■ Challenge ■
Turn the lines of all the records below into a numbered list, skipping any blank lines. Leave the pictures out of your answer.

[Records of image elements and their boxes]
[START]

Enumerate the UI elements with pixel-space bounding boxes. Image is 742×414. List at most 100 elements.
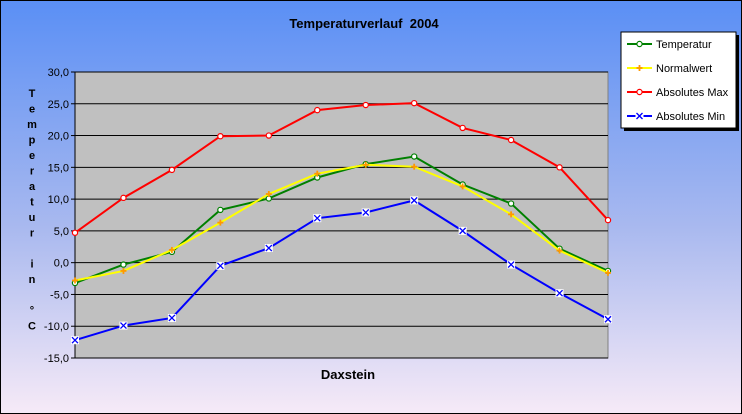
data-point — [508, 211, 515, 218]
data-point — [362, 101, 369, 109]
data-point — [636, 88, 643, 96]
data-point — [314, 170, 321, 177]
gridlines — [71, 71, 608, 359]
data-point — [507, 260, 516, 269]
y-label-char: u — [29, 212, 36, 224]
data-point — [605, 269, 611, 276]
data-point-stroke — [636, 112, 643, 120]
data-point — [604, 315, 612, 324]
y-tick-label: 15,0 — [48, 162, 69, 174]
y-label-char: i — [30, 259, 33, 271]
y-label-char: e — [29, 150, 35, 162]
data-point — [555, 289, 564, 298]
legend-label: Absolutes Max — [656, 87, 729, 99]
y-tick-label: 10,0 — [48, 194, 69, 206]
data-point — [264, 244, 273, 253]
y-label-char: r — [30, 166, 35, 178]
data-point-stroke — [604, 315, 612, 323]
y-label-char: ° — [30, 305, 34, 317]
y-label-char: m — [27, 119, 37, 131]
y-tick-label: 30,0 — [48, 67, 69, 79]
y-tick-label: 5,0 — [54, 226, 69, 238]
data-point-stroke — [362, 208, 370, 216]
legend: Temperatur Normalwert Absolutes Max Absolut… — [620, 31, 739, 131]
series-line — [74, 163, 609, 282]
y-label-char: n — [29, 274, 36, 286]
data-point — [410, 153, 418, 160]
data-point — [507, 200, 515, 207]
data-point — [410, 99, 418, 107]
data-point — [410, 196, 419, 205]
data-point — [217, 132, 224, 140]
y-label-char: e — [29, 104, 35, 116]
data-point — [556, 164, 563, 171]
data-point — [168, 246, 175, 253]
data-point — [71, 336, 79, 345]
x-axis-label: Daxstein — [321, 367, 375, 382]
data-point — [119, 321, 128, 330]
y-tick-label: -15,0 — [44, 353, 69, 365]
y-label-char: p — [29, 135, 36, 147]
legend-entry: Absolutes Max — [627, 87, 729, 99]
data-point-stroke — [216, 262, 224, 270]
y-tick-label: 25,0 — [48, 99, 69, 111]
data-point — [411, 163, 418, 170]
data-point — [636, 40, 643, 48]
legend-entry: Normalwert — [627, 63, 712, 75]
legend-entry: Absolutes Min — [627, 111, 725, 123]
legend-label: Temperatur — [656, 39, 712, 51]
y-label-char: C — [28, 321, 36, 333]
data-point-stroke — [459, 227, 467, 235]
series-absolutes-max — [71, 99, 612, 236]
data-point — [120, 261, 127, 268]
y-label-char: a — [29, 181, 36, 193]
data-point-stroke — [410, 196, 418, 204]
legend-entry: Temperatur — [627, 39, 712, 51]
data-point — [217, 219, 224, 226]
data-point — [168, 166, 176, 174]
data-point-stroke — [119, 322, 127, 330]
legend-box — [620, 31, 737, 129]
y-tick-label: 20,0 — [48, 131, 69, 143]
data-point — [217, 206, 224, 214]
data-point — [362, 161, 369, 168]
data-point — [167, 313, 176, 322]
series-absolutes-min — [71, 196, 612, 345]
series-line — [74, 199, 609, 342]
data-point-stroke — [507, 261, 515, 269]
data-point — [314, 106, 321, 114]
data-point — [265, 191, 272, 198]
legend-label: Normalwert — [656, 63, 712, 75]
data-point — [120, 267, 127, 274]
chart-title: Temperaturverlauf 2004 — [289, 16, 439, 31]
y-tick-label: -5,0 — [50, 289, 69, 301]
y-label-char: t — [30, 197, 34, 209]
data-point — [459, 124, 466, 132]
data-point — [72, 277, 78, 284]
y-axis-tick-labels: -15,0 -10,0 -5,0 0,0 5,0 10,0 15,0 20,0 25,0 30,0 — [44, 67, 69, 365]
data-point — [120, 194, 127, 202]
legend-label: Absolutes Min — [656, 111, 725, 123]
series-layer — [71, 99, 612, 345]
series-normalwert — [72, 161, 611, 284]
data-point — [313, 214, 322, 223]
data-point — [507, 136, 515, 144]
data-point-stroke — [556, 289, 564, 297]
data-point — [71, 229, 79, 236]
data-point — [635, 112, 644, 120]
y-tick-label: -10,0 — [44, 321, 69, 333]
data-point-stroke — [265, 244, 273, 252]
data-point — [458, 226, 467, 235]
series-line — [74, 102, 609, 234]
data-point — [459, 183, 466, 190]
y-label-char: r — [30, 228, 35, 240]
data-point — [361, 208, 370, 217]
data-point-stroke — [168, 314, 176, 322]
data-point-stroke — [313, 214, 321, 222]
data-point — [604, 216, 612, 224]
data-point — [556, 247, 563, 254]
data-point — [216, 261, 225, 270]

[END]

■ Answer for the task ■
1. Enumerate the UI elements with pixel-space bounding boxes. Image is 742×414. List at most 100 elements.
2. data-point — [508, 211, 515, 218]
3. data-point — [362, 101, 369, 109]
4. data-point — [636, 88, 643, 96]
5. data-point — [314, 170, 321, 177]
6. gridlines — [71, 71, 608, 359]
7. data-point — [507, 260, 516, 269]
8. y-label-char: u — [29, 212, 36, 224]
9. data-point — [605, 269, 611, 276]
10. data-point-stroke — [636, 112, 643, 120]
11. data-point — [604, 315, 612, 324]
12. y-tick-label: 15,0 — [48, 162, 69, 174]
13. y-label-char: i — [30, 259, 33, 271]
14. y-label-char: e — [29, 150, 35, 162]
15. data-point — [555, 289, 564, 298]
16. legend-label: Absolutes Max — [656, 87, 729, 99]
17. y-tick-label: 10,0 — [48, 194, 69, 206]
18. data-point — [264, 244, 273, 253]
19. y-label-char: r — [30, 166, 35, 178]
20. data-point-stroke — [604, 315, 612, 323]
21. y-label-char: ° — [30, 305, 34, 317]
22. y-label-char: m — [27, 119, 37, 131]
23. y-tick-label: 30,0 — [48, 67, 69, 79]
24. y-tick-label: 5,0 — [54, 226, 69, 238]
25. data-point-stroke — [362, 208, 370, 216]
26. legend: Temperatur Normalwert Absolutes Max Absolut… — [620, 31, 739, 131]
27. series-line — [74, 163, 609, 282]
28. y-label-char: n — [29, 274, 36, 286]
29. data-point — [410, 153, 418, 160]
30. data-point — [507, 200, 515, 207]
31. data-point — [410, 99, 418, 107]
32. data-point — [410, 196, 419, 205]
33. data-point — [217, 132, 224, 140]
34. y-label-char: e — [29, 104, 35, 116]
35. data-point — [556, 164, 563, 171]
36. data-point — [168, 246, 175, 253]
37. data-point — [71, 336, 79, 345]
38. x-axis-label: Daxstein — [321, 367, 375, 382]
39. data-point — [119, 321, 128, 330]
40. y-tick-label: -15,0 — [44, 353, 69, 365]
41. y-label-char: p — [29, 135, 36, 147]
42. legend-entry: Absolutes Max — [627, 87, 729, 99]
43. data-point-stroke — [216, 262, 224, 270]
44. y-tick-label: 25,0 — [48, 99, 69, 111]
45. data-point — [411, 163, 418, 170]
46. data-point — [636, 40, 643, 48]
47. legend-entry: Normalwert — [627, 63, 712, 75]
48. legend-entry: Absolutes Min — [627, 111, 725, 123]
49. legend-label: Temperatur — [656, 39, 712, 51]
50. y-label-char: C — [28, 321, 36, 333]
51. data-point-stroke — [459, 227, 467, 235]
52. series-absolutes-max — [71, 99, 612, 236]
53. data-point — [120, 261, 127, 268]
54. y-label-char: a — [29, 181, 36, 193]
55. data-point-stroke — [410, 196, 418, 204]
56. legend-entry: Temperatur — [627, 39, 712, 51]
57. data-point — [217, 219, 224, 226]
58. data-point — [168, 166, 176, 174]
59. data-point-stroke — [119, 322, 127, 330]
60. legend-box — [620, 31, 737, 129]
61. y-tick-label: 20,0 — [48, 131, 69, 143]
62. data-point — [217, 206, 224, 214]
63. data-point — [362, 161, 369, 168]
64. data-point — [167, 313, 176, 322]
65. series-absolutes-min — [71, 196, 612, 345]
66. series-line — [74, 199, 609, 342]
67. data-point-stroke — [507, 261, 515, 269]
68. data-point — [314, 106, 321, 114]
69. data-point — [265, 191, 272, 198]
70. legend-label: Normalwert — [656, 63, 712, 75]
71. data-point — [120, 267, 127, 274]
72. chart-title: Temperaturverlauf 2004 — [289, 16, 439, 31]
73. y-tick-label: -5,0 — [50, 289, 69, 301]
74. y-label-char: t — [30, 197, 34, 209]
75. data-point — [459, 124, 466, 132]
76. data-point — [72, 277, 78, 284]
77. y-axis-tick-labels: -15,0 -10,0 -5,0 0,0 5,0 10,0 15,0 20,0 25,0 30,0 — [44, 67, 69, 365]
78. data-point — [120, 194, 127, 202]
79. legend-label: Absolutes Min — [656, 111, 725, 123]
80. series-layer — [71, 99, 612, 345]
81. series-normalwert — [72, 161, 611, 284]
82. data-point — [313, 214, 322, 223]
83. data-point — [507, 136, 515, 144]
84. data-point-stroke — [556, 289, 564, 297]
85. data-point — [71, 229, 79, 236]
86. data-point — [635, 112, 644, 120]
87. y-tick-label: -10,0 — [44, 321, 69, 333]
88. data-point-stroke — [265, 244, 273, 252]
89. data-point — [458, 226, 467, 235]
90. series-line — [74, 102, 609, 234]
91. data-point — [459, 183, 466, 190]
92. y-label-char: r — [30, 228, 35, 240]
93. data-point — [361, 208, 370, 217]
94. data-point-stroke — [168, 314, 176, 322]
95. data-point-stroke — [313, 214, 321, 222]
96. data-point — [604, 216, 612, 224]
97. data-point — [556, 247, 563, 254]
98. data-point — [216, 261, 225, 270]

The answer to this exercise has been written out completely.